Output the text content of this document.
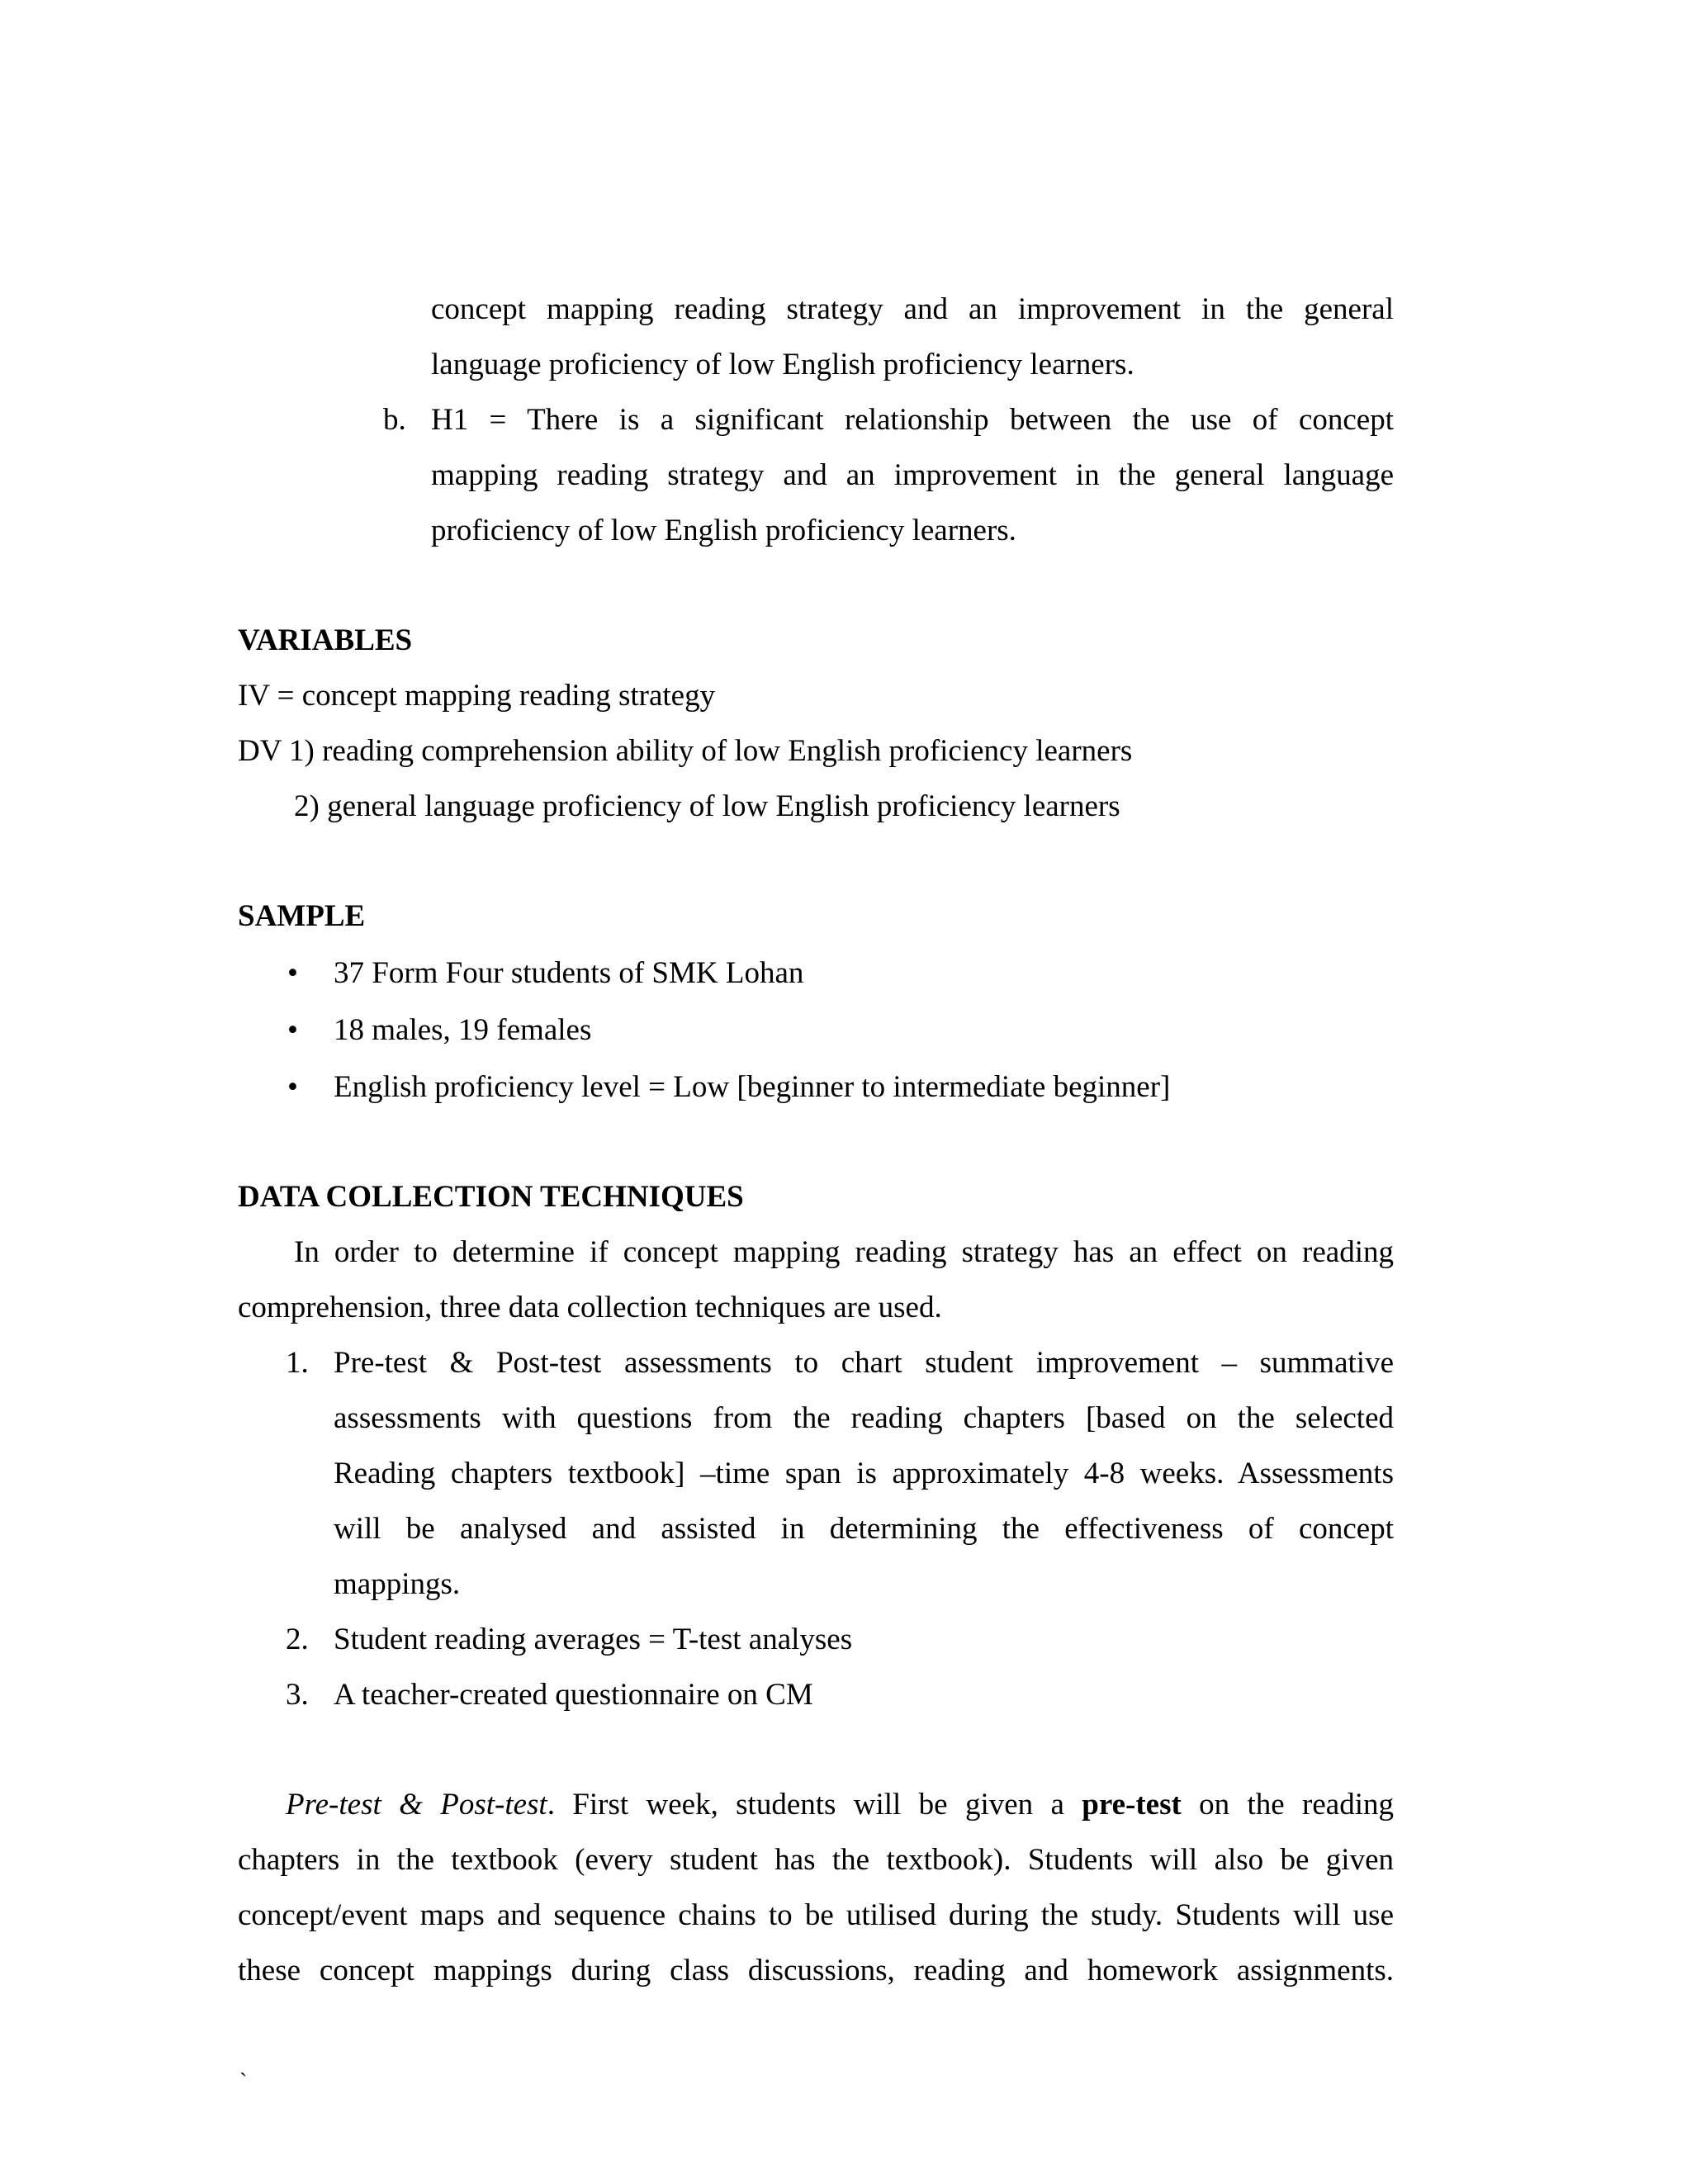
concept mapping reading strategy and an improvement in the general
language proficiency of low English proficiency learners.
b. H1 = There is a significant relationship between the use of concept
mapping reading strategy and an improvement in the general language
proficiency of low English proficiency learners.
VARIABLES
IV = concept mapping reading strategy
DV 1) reading comprehension ability of low English proficiency learners
2) general language proficiency of low English proficiency learners
SAMPLE
• 37 Form Four students of SMK Lohan
• 18 males, 19 females
• English proficiency level = Low [beginner to intermediate beginner]
DATA COLLECTION TECHNIQUES
In order to determine if concept mapping reading strategy has an effect on reading
comprehension, three data collection techniques are used.
1. Pre-test & Post-test assessments to chart student improvement – summative
assessments with questions from the reading chapters [based on the selected
Reading chapters textbook] –time span is approximately 4-8 weeks. Assessments
will be analysed and assisted in determining the effectiveness of concept
mappings.
2. Student reading averages = T-test analyses
3. A teacher-created questionnaire on CM
Pre-test & Post-test. First week, students will be given a pre-test on the reading
chapters in the textbook (every student has the textbook). Students will also be given
concept/event maps and sequence chains to be utilised during the study. Students will use
these concept mappings during class discussions, reading and homework assignments.
`
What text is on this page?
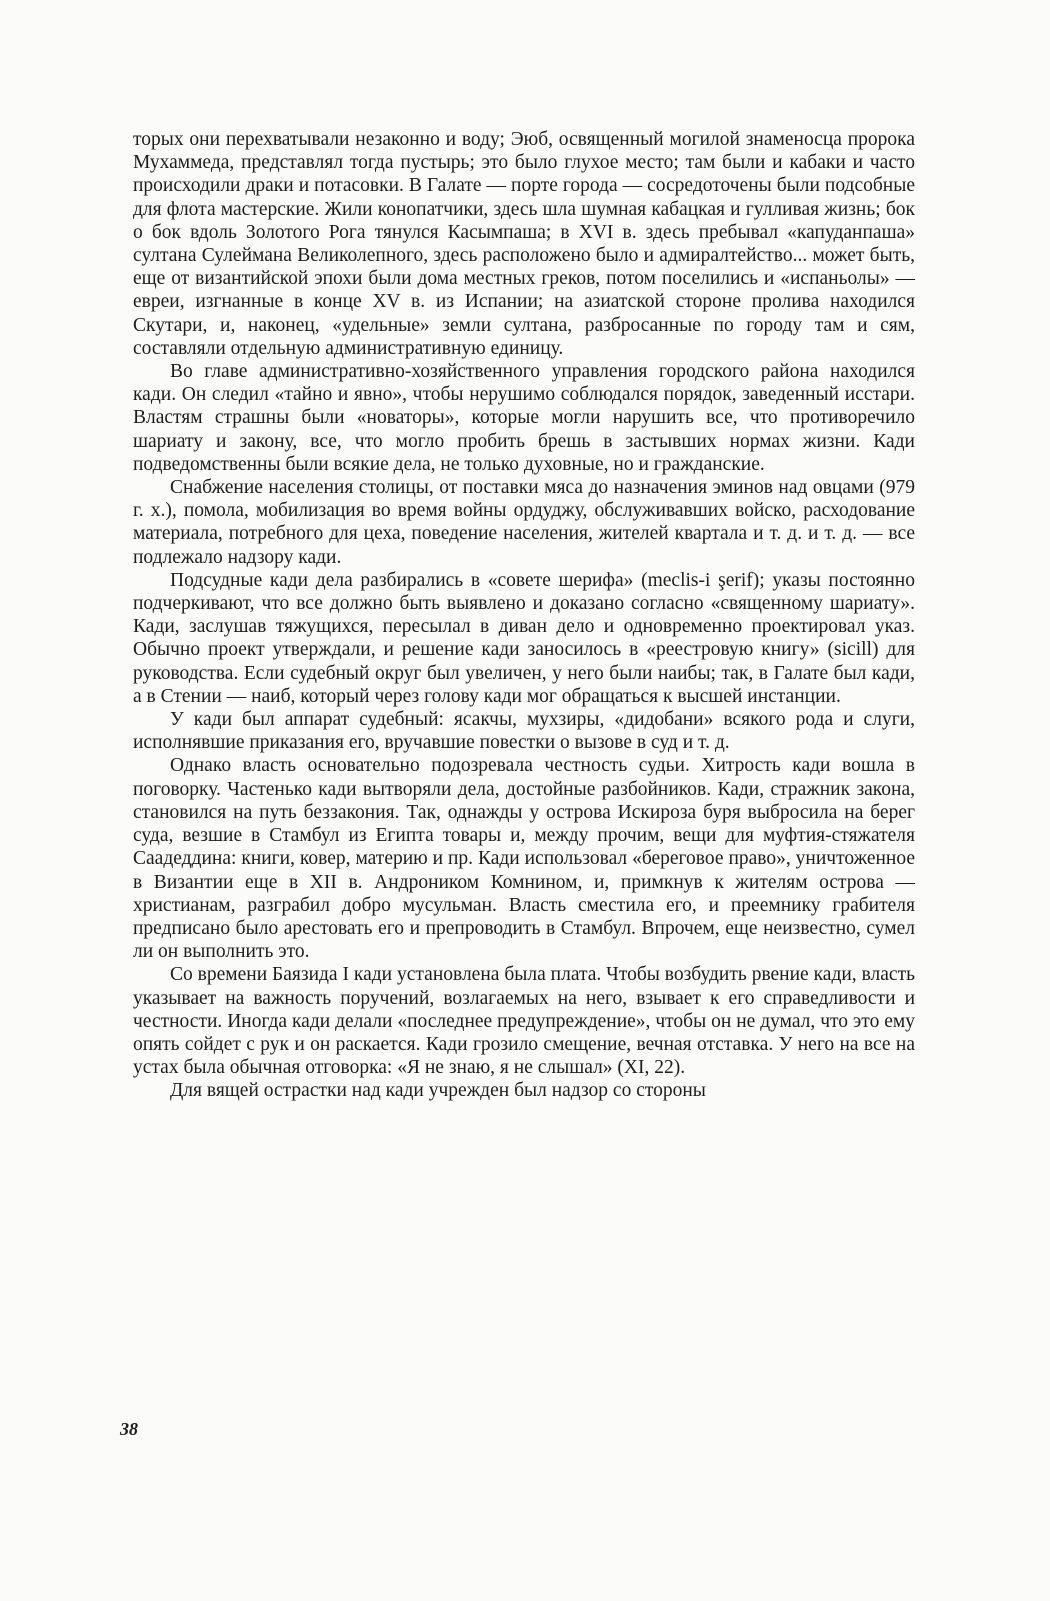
торых они перехватывали незаконно и воду; Эюб, освященный могилой знаменосца пророка Мухаммеда, представлял тогда пустырь; это было глухое место; там были и кабаки и часто происходили драки и потасовки. В Галате — порте города — сосредоточены были подсобные для флота мастерские. Жили конопатчики, здесь шла шумная кабацкая и гулливая жизнь; бок о бок вдоль Золотого Рога тянулся Касымпаша; в XVI в. здесь пребывал «капуданпаша» султана Сулеймана Великолепного, здесь расположено было и адмиралтейство... может быть, еще от византийской эпохи были дома местных греков, потом поселились и «испаньолы» — евреи, изгнанные в конце XV в. из Испании; на азиатской стороне пролива находился Скутари, и, наконец, «удельные» земли султана, разбросанные по городу там и сям, составляли отдельную административную единицу.

Во главе административно-хозяйственного управления городского района находился кади. Он следил «тайно и явно», чтобы нерушимо соблюдался порядок, заведенный исстари. Властям страшны были «новаторы», которые могли нарушить все, что противоречило шариату и закону, все, что могло пробить брешь в застывших нормах жизни. Кади подведомственны были всякие дела, не только духовные, но и гражданские.

Снабжение населения столицы, от поставки мяса до назначения эминов над овцами (979 г. х.), помола, мобилизация во время войны ордуджу, обслуживавших войско, расходование материала, потребного для цеха, поведение населения, жителей квартала и т. д. и т. д. — все подлежало надзору кади.

Подсудные кади дела разбирались в «совете шерифа» (meclis-i şerif); указы постоянно подчеркивают, что все должно быть выявлено и доказано согласно «священному шариату». Кади, заслушав тяжущихся, пересылал в диван дело и одновременно проектировал указ. Обычно проект утверждали, и решение кади заносилось в «реестровую книгу» (sicill) для руководства. Если судебный округ был увеличен, у него были наибы; так, в Галате был кади, а в Стении — наиб, который через голову кади мог обращаться к высшей инстанции.

У кади был аппарат судебный: ясакчы, мухзиры, «дидобани» всякого рода и слуги, исполнявшие приказания его, вручавшие повестки о вызове в суд и т. д.

Однако власть основательно подозревала честность судьи. Хитрость кади вошла в поговорку. Частенько кади вытворяли дела, достойные разбойников. Кади, стражник закона, становился на путь беззакония. Так, однажды у острова Искироза буря выбросила на берег суда, везшие в Стамбул из Египта товары и, между прочим, вещи для муфтия-стяжателя Саадеддина: книги, ковер, материю и пр. Кади использовал «береговое право», уничтоженное в Византии еще в XII в. Андроником Комнином, и, примкнув к жителям острова — христианам, разграбил добро мусульман. Власть сместила его, и преемнику грабителя предписано было арестовать его и препроводить в Стамбул. Впрочем, еще неизвестно, сумел ли он выполнить это.

Со времени Баязида I кади установлена была плата. Чтобы возбудить рвение кади, власть указывает на важность поручений, возлагаемых на него, взывает к его справедливости и честности. Иногда кади делали «последнее предупреждение», чтобы он не думал, что это ему опять сойдет с рук и он раскается. Кади грозило смещение, вечная отставка. У него на все на устах была обычная отговорка: «Я не знаю, я не слышал» (XI, 22).

Для вящей острастки над кади учрежден был надзор со стороны

38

* * *

__Aim__
Write out the whole listing exactly, and drop the pictures.

__Problem solution__
Output the text content of this document.
concept mapping reading strategy and an improvement in the general
language proficiency of low English proficiency learners.
b. H1 = There is a significant relationship between the use of concept
mapping reading strategy and an improvement in the general language
proficiency of low English proficiency learners.
VARIABLES
IV = concept mapping reading strategy
DV 1) reading comprehension ability of low English proficiency learners
2) general language proficiency of low English proficiency learners
SAMPLE
• 37 Form Four students of SMK Lohan
• 18 males, 19 females
• English proficiency level = Low [beginner to intermediate beginner]
DATA COLLECTION TECHNIQUES
In order to determine if concept mapping reading strategy has an effect on reading
comprehension, three data collection techniques are used.
1. Pre-test & Post-test assessments to chart student improvement – summative
assessments with questions from the reading chapters [based on the selected
Reading chapters textbook] –time span is approximately 4-8 weeks. Assessments
will be analysed and assisted in determining the effectiveness of concept
mappings.
2. Student reading averages = T-test analyses
3. A teacher-created questionnaire on CM
Pre-test & Post-test. First week, students will be given a pre-test on the reading
chapters in the textbook (every student has the textbook). Students will also be given
concept/event maps and sequence chains to be utilised during the study. Students will use
these concept mappings during class discussions, reading and homework assignments.
`
What text is on this page?
торых они перехватывали незаконно и воду; Эюб, освященный могилой знаменосца пророка Мухаммеда, представлял тогда пустырь; это было глухое место; там были и кабаки и часто происходили драки и потасовки. В Галате — порте города — сосредоточены были подсобные для флота мастерские. Жили конопатчики, здесь шла шумная кабацкая и гулливая жизнь; бок о бок вдоль Золотого Рога тянулся Касымпаша; в XVI в. здесь пребывал «капуданпаша» султана Сулеймана Великолепного, здесь расположено было и адмиралтейство... может быть, еще от византийской эпохи были дома местных греков, потом поселились и «испаньолы» — евреи, изгнанные в конце XV в. из Испании; на азиатской стороне пролива находился Скутари, и, наконец, «удельные» земли султана, разбросанные по городу там и сям, составляли отдельную административную единицу.

Во главе административно-хозяйственного управления городского района находился кади. Он следил «тайно и явно», чтобы нерушимо соблюдался порядок, заведенный исстари. Властям страшны были «новаторы», которые могли нарушить все, что противоречило шариату и закону, все, что могло пробить брешь в застывших нормах жизни. Кади подведомственны были всякие дела, не только духовные, но и гражданские.

Снабжение населения столицы, от поставки мяса до назначения эминов над овцами (979 г. х.), помола, мобилизация во время войны ордуджу, обслуживавших войско, расходование материала, потребного для цеха, поведение населения, жителей квартала и т. д. и т. д. — все подлежало надзору кади.

Подсудные кади дела разбирались в «совете шерифа» (meclis-i şerif); указы постоянно подчеркивают, что все должно быть выявлено и доказано согласно «священному шариату». Кади, заслушав тяжущихся, пересылал в диван дело и одновременно проектировал указ. Обычно проект утверждали, и решение кади заносилось в «реестровую книгу» (sicill) для руководства. Если судебный округ был увеличен, у него были наибы; так, в Галате был кади, а в Стении — наиб, который через голову кади мог обращаться к высшей инстанции.

У кади был аппарат судебный: ясакчы, мухзиры, «дидобани» всякого рода и слуги, исполнявшие приказания его, вручавшие повестки о вызове в суд и т. д.

Однако власть основательно подозревала честность судьи. Хитрость кади вошла в поговорку. Частенько кади вытворяли дела, достойные разбойников. Кади, стражник закона, становился на путь беззакония. Так, однажды у острова Искироза буря выбросила на берег суда, везшие в Стамбул из Египта товары и, между прочим, вещи для муфтия-стяжателя Саадеддина: книги, ковер, материю и пр. Кади использовал «береговое право», уничтоженное в Византии еще в XII в. Андроником Комнином, и, примкнув к жителям острова — христианам, разграбил добро мусульман. Власть сместила его, и преемнику грабителя предписано было арестовать его и препроводить в Стамбул. Впрочем, еще неизвестно, сумел ли он выполнить это.

Со времени Баязида I кади установлена была плата. Чтобы возбудить рвение кади, власть указывает на важность поручений, возлагаемых на него, взывает к его справедливости и честности. Иногда кади делали «последнее предупреждение», чтобы он не думал, что это ему опять сойдет с рук и он раскается. Кади грозило смещение, вечная отставка. У него на все на устах была обычная отговорка: «Я не знаю, я не слышал» (XI, 22).

Для вящей острастки над кади учрежден был надзор со стороны

38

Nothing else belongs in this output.